TASK OBJECTIVE
From the listing below, pick out each line with the word "Enumerate".

SOURCE DATA
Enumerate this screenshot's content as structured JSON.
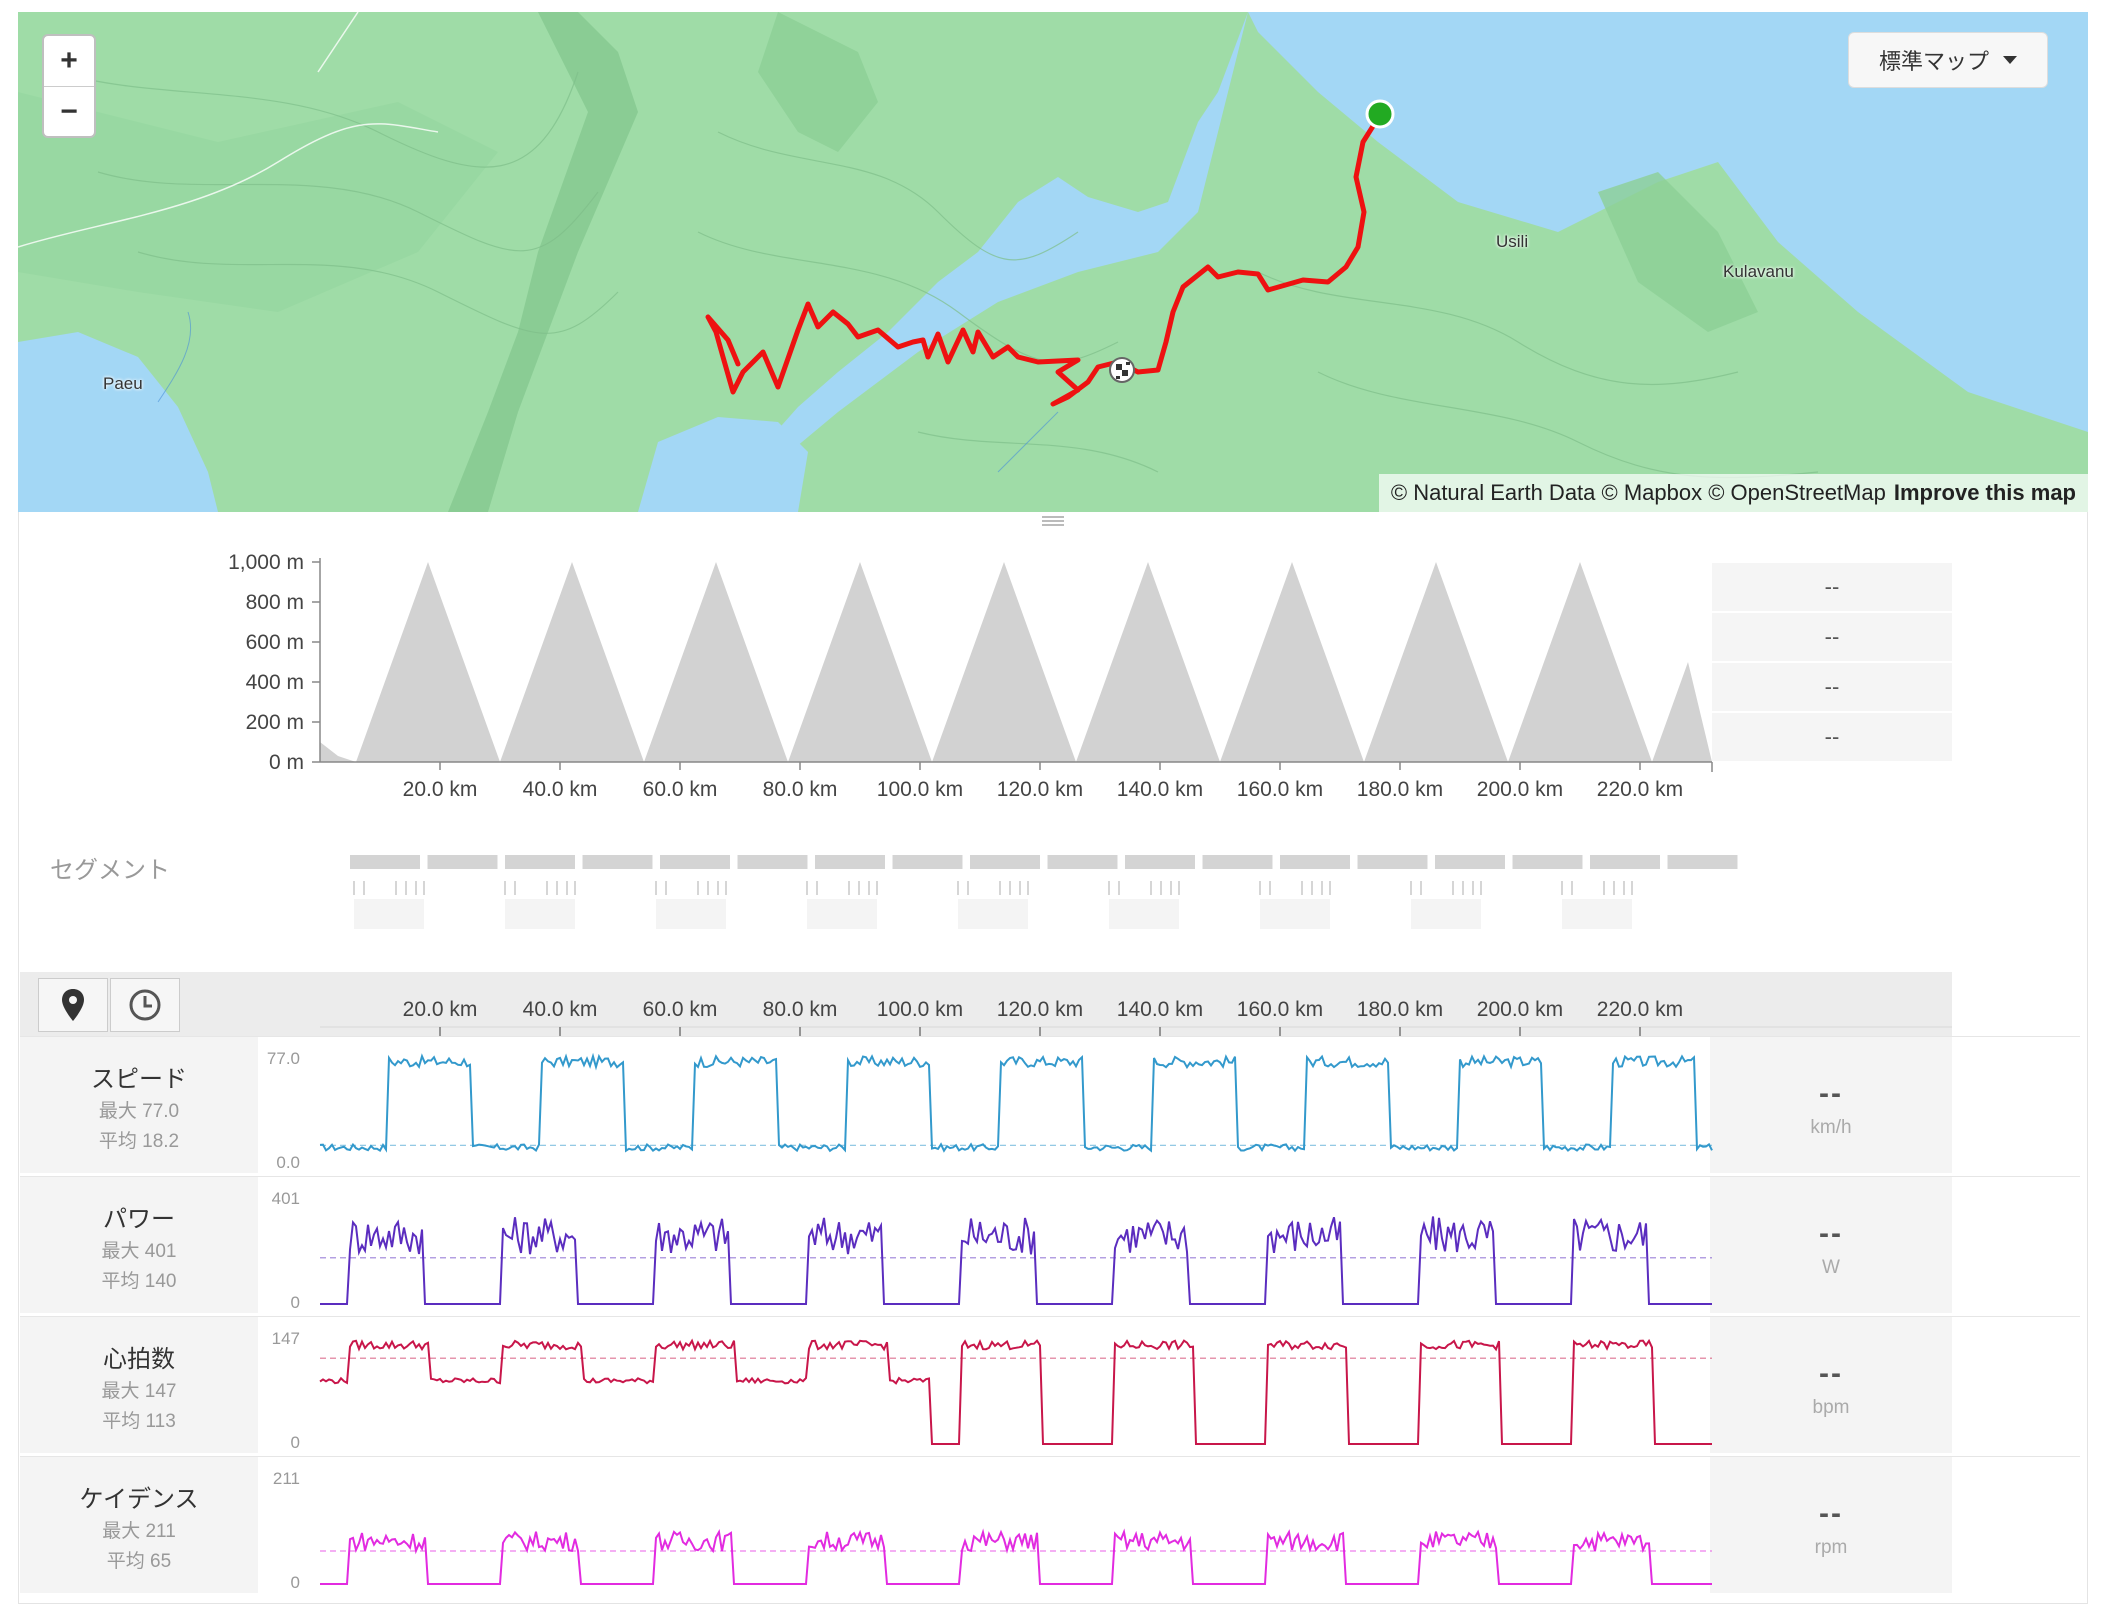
{
  "map": {
    "zoom_in": "+",
    "zoom_out": "−",
    "map_type": "標準マップ",
    "attribution": "© Natural Earth Data © Mapbox © OpenStreetMap",
    "improve": "Improve this map",
    "places": [
      "Paeu",
      "Usili",
      "Kulavanu"
    ],
    "route_color": "#ee1111",
    "start_marker": "green-dot",
    "finish_marker": "checkered-flag"
  },
  "elevation": {
    "y_ticks": [
      "1,000 m",
      "800 m",
      "600 m",
      "400 m",
      "200 m",
      "0 m"
    ],
    "x_ticks": [
      "20.0 km",
      "40.0 km",
      "60.0 km",
      "80.0 km",
      "100.0 km",
      "120.0 km",
      "140.0 km",
      "160.0 km",
      "180.0 km",
      "200.0 km",
      "220.0 km"
    ],
    "side_values": [
      "--",
      "--",
      "--",
      "--"
    ]
  },
  "segments": {
    "label": "セグメント"
  },
  "toolbar": {
    "distance_icon": "map-pin-icon",
    "time_icon": "clock-icon"
  },
  "streams": [
    {
      "name": "スピード",
      "max": "最大 77.0",
      "avg": "平均 18.2",
      "top": "77.0",
      "bottom": "0.0",
      "value": "--",
      "unit": "km/h",
      "color": "#3399cc"
    },
    {
      "name": "パワー",
      "max": "最大 401",
      "avg": "平均 140",
      "top": "401",
      "bottom": "0",
      "value": "--",
      "unit": "W",
      "color": "#5b2dbf"
    },
    {
      "name": "心拍数",
      "max": "最大 147",
      "avg": "平均 113",
      "top": "147",
      "bottom": "0",
      "value": "--",
      "unit": "bpm",
      "color": "#c8164a"
    },
    {
      "name": "ケイデンス",
      "max": "最大 211",
      "avg": "平均 65",
      "top": "211",
      "bottom": "0",
      "value": "--",
      "unit": "rpm",
      "color": "#e22be0"
    }
  ],
  "chart_data": {
    "type": "area",
    "xlabel": "",
    "ylabel": "",
    "xlim": [
      0,
      232
    ],
    "ylim": [
      0,
      1000
    ],
    "x_ticks_km": [
      20,
      40,
      60,
      80,
      100,
      120,
      140,
      160,
      180,
      200,
      220
    ],
    "x_km": [
      0,
      3,
      6,
      12,
      18,
      24,
      30,
      36,
      42,
      48,
      54,
      60,
      66,
      72,
      78,
      84,
      90,
      96,
      102,
      108,
      114,
      120,
      126,
      132,
      138,
      144,
      150,
      156,
      162,
      168,
      174,
      180,
      186,
      192,
      198,
      204,
      210,
      216,
      222,
      228,
      232
    ],
    "elevation_m": [
      100,
      30,
      0,
      500,
      1000,
      500,
      0,
      500,
      1000,
      500,
      0,
      500,
      1000,
      500,
      0,
      500,
      1000,
      500,
      0,
      500,
      1000,
      500,
      0,
      500,
      1000,
      500,
      0,
      500,
      1000,
      500,
      0,
      500,
      1000,
      500,
      0,
      500,
      1000,
      500,
      0,
      500,
      0
    ],
    "grid": false
  }
}
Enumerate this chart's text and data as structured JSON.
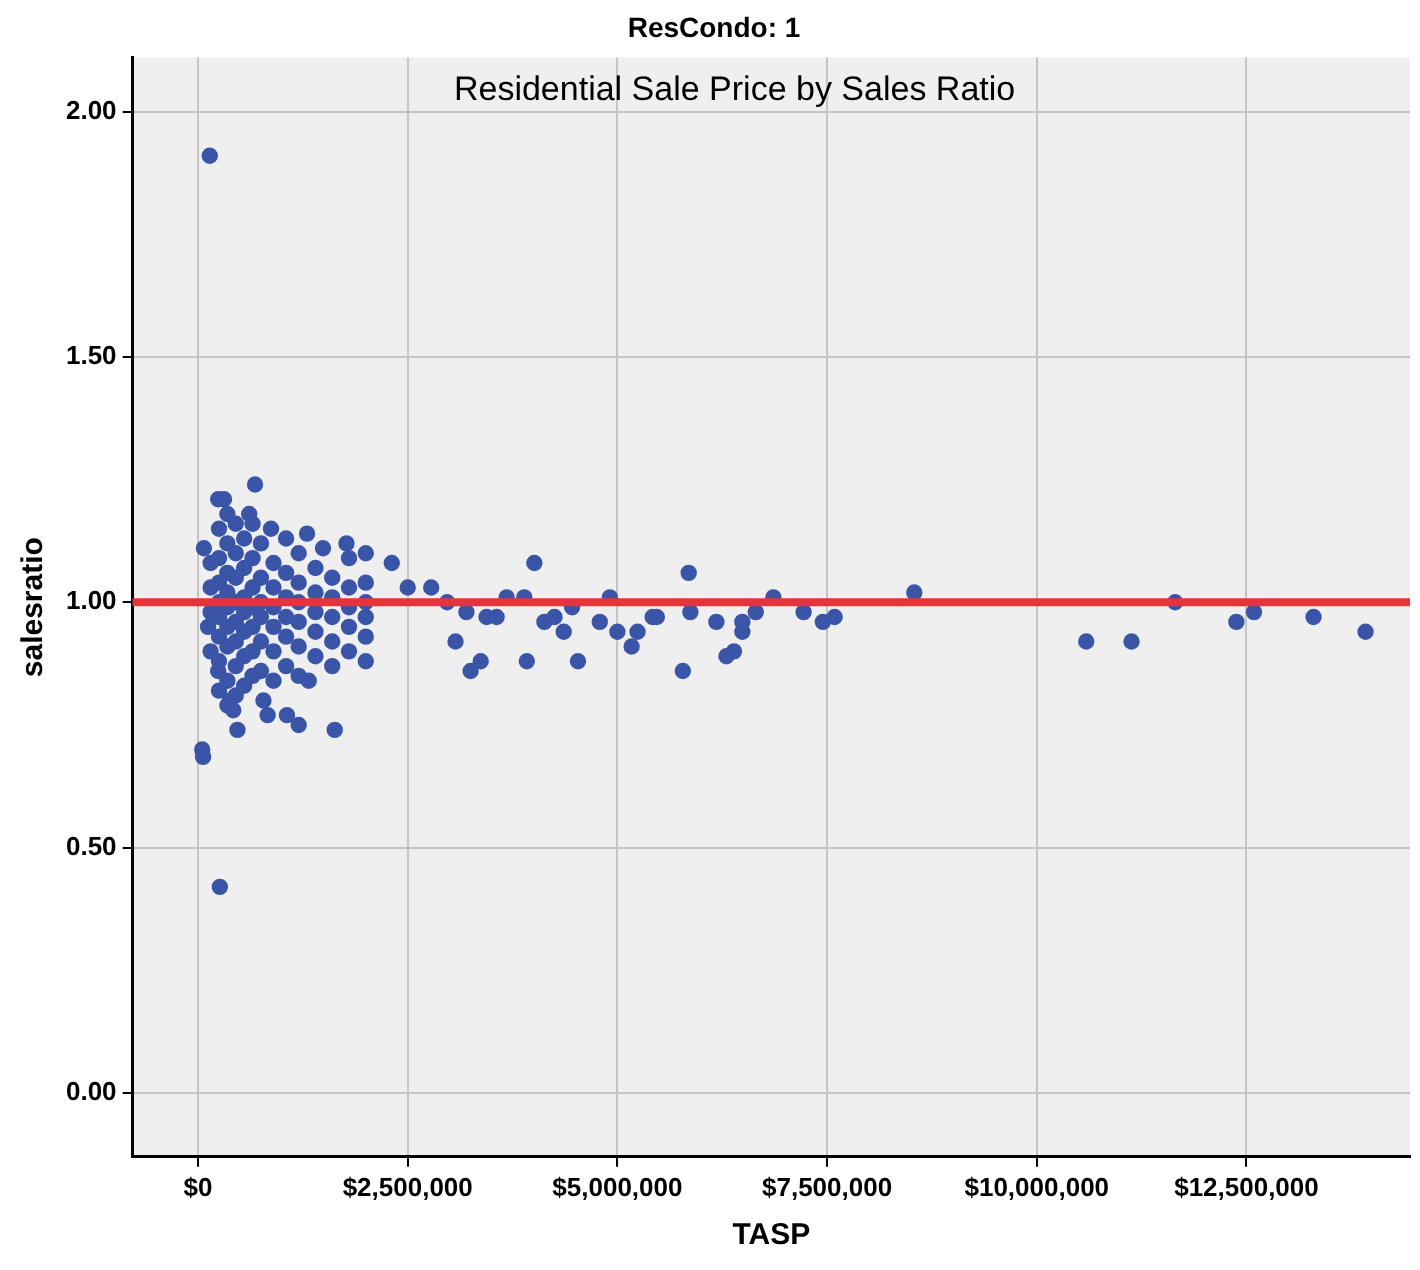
{
  "chart_data": {
    "type": "scatter",
    "title": "Residential Sale Price by Sales Ratio",
    "subtitle": "ResCondo: 1",
    "xlabel": "TASP",
    "ylabel": "salesratio",
    "xlim": [
      -780000,
      14450000
    ],
    "ylim": [
      -0.13,
      2.11
    ],
    "xticks": [
      {
        "value": 0,
        "label": "$0"
      },
      {
        "value": 2500000,
        "label": "$2,500,000"
      },
      {
        "value": 5000000,
        "label": "$5,000,000"
      },
      {
        "value": 7500000,
        "label": "$7,500,000"
      },
      {
        "value": 10000000,
        "label": "$10,000,000"
      },
      {
        "value": 12500000,
        "label": "$12,500,000"
      }
    ],
    "yticks": [
      {
        "value": 0,
        "label": "0.00"
      },
      {
        "value": 0.5,
        "label": "0.50"
      },
      {
        "value": 1,
        "label": "1.00"
      },
      {
        "value": 1.5,
        "label": "1.50"
      },
      {
        "value": 2,
        "label": "2.00"
      }
    ],
    "grid": true,
    "marker": "circle",
    "ref_lines": [
      {
        "axis": "y",
        "value": 1,
        "color": "#e8333a"
      }
    ],
    "series": [
      {
        "color": "#3a55a8",
        "x": [
          140000,
          260000,
          50000,
          60000,
          680000,
          240000,
          310000,
          610000,
          70000,
          870000,
          1300000,
          1490000,
          1770000,
          380000,
          420000,
          470000,
          830000,
          1060000,
          1200000,
          1630000,
          1320000,
          780000,
          240000,
          120000,
          150000,
          150000,
          150000,
          150000,
          250000,
          250000,
          250000,
          250000,
          250000,
          250000,
          250000,
          250000,
          350000,
          350000,
          350000,
          350000,
          350000,
          350000,
          350000,
          350000,
          350000,
          450000,
          450000,
          450000,
          450000,
          450000,
          450000,
          450000,
          450000,
          550000,
          550000,
          550000,
          550000,
          550000,
          550000,
          550000,
          650000,
          650000,
          650000,
          650000,
          650000,
          650000,
          650000,
          750000,
          750000,
          750000,
          750000,
          750000,
          750000,
          900000,
          900000,
          900000,
          900000,
          900000,
          900000,
          1050000,
          1050000,
          1050000,
          1050000,
          1050000,
          1050000,
          1200000,
          1200000,
          1200000,
          1200000,
          1200000,
          1200000,
          1400000,
          1400000,
          1400000,
          1400000,
          1400000,
          1600000,
          1600000,
          1600000,
          1600000,
          1600000,
          1800000,
          1800000,
          1800000,
          1800000,
          1800000,
          2000000,
          2000000,
          2000000,
          2000000,
          2000000,
          2000000,
          2310000,
          2500000,
          2780000,
          2970000,
          3200000,
          3070000,
          3250000,
          3370000,
          3440000,
          3560000,
          3680000,
          3890000,
          4010000,
          3920000,
          4130000,
          4250000,
          4360000,
          4460000,
          4530000,
          4790000,
          4910000,
          5000000,
          5170000,
          5240000,
          5420000,
          5470000,
          5780000,
          5850000,
          5870000,
          6180000,
          6300000,
          6390000,
          6490000,
          6490000,
          6650000,
          6860000,
          7220000,
          7450000,
          7590000,
          8540000,
          10590000,
          11130000,
          11650000,
          12380000,
          12590000,
          13300000,
          13920000
        ],
        "values": [
          1.91,
          0.42,
          0.7,
          0.685,
          1.24,
          1.21,
          1.21,
          1.18,
          1.11,
          1.15,
          1.14,
          1.11,
          1.12,
          0.8,
          0.78,
          0.74,
          0.77,
          0.77,
          0.75,
          0.74,
          0.84,
          0.8,
          0.86,
          0.95,
          0.9,
          0.98,
          1.03,
          1.08,
          0.82,
          0.88,
          0.93,
          0.97,
          1.0,
          1.04,
          1.09,
          1.15,
          0.79,
          0.84,
          0.91,
          0.95,
          0.99,
          1.02,
          1.06,
          1.12,
          1.18,
          0.81,
          0.87,
          0.92,
          0.96,
          1.0,
          1.05,
          1.1,
          1.16,
          0.83,
          0.89,
          0.94,
          0.98,
          1.01,
          1.07,
          1.13,
          0.85,
          0.9,
          0.95,
          0.99,
          1.03,
          1.09,
          1.16,
          0.86,
          0.92,
          0.97,
          1.0,
          1.05,
          1.12,
          0.84,
          0.9,
          0.95,
          0.99,
          1.03,
          1.08,
          0.87,
          0.93,
          0.97,
          1.01,
          1.06,
          1.13,
          0.85,
          0.91,
          0.96,
          1.0,
          1.04,
          1.1,
          0.89,
          0.94,
          0.98,
          1.02,
          1.07,
          0.87,
          0.92,
          0.97,
          1.01,
          1.05,
          0.9,
          0.95,
          0.99,
          1.03,
          1.09,
          0.88,
          0.93,
          0.97,
          1.0,
          1.04,
          1.1,
          1.08,
          1.03,
          1.03,
          1.0,
          0.98,
          0.92,
          0.86,
          0.88,
          0.97,
          0.97,
          1.01,
          1.01,
          1.08,
          0.88,
          0.96,
          0.97,
          0.94,
          0.99,
          0.88,
          0.96,
          1.01,
          0.94,
          0.91,
          0.94,
          0.97,
          0.97,
          0.86,
          1.06,
          0.98,
          0.96,
          0.89,
          0.9,
          0.96,
          0.94,
          0.98,
          1.01,
          0.98,
          0.96,
          0.97,
          1.02,
          0.92,
          0.92,
          1.0,
          0.96,
          0.98,
          0.97,
          0.94
        ]
      }
    ]
  }
}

FINISHED ANSWER
Enumerate this screenshot's content as structured JSON.
Enumerate this chart's text and data as structured JSON.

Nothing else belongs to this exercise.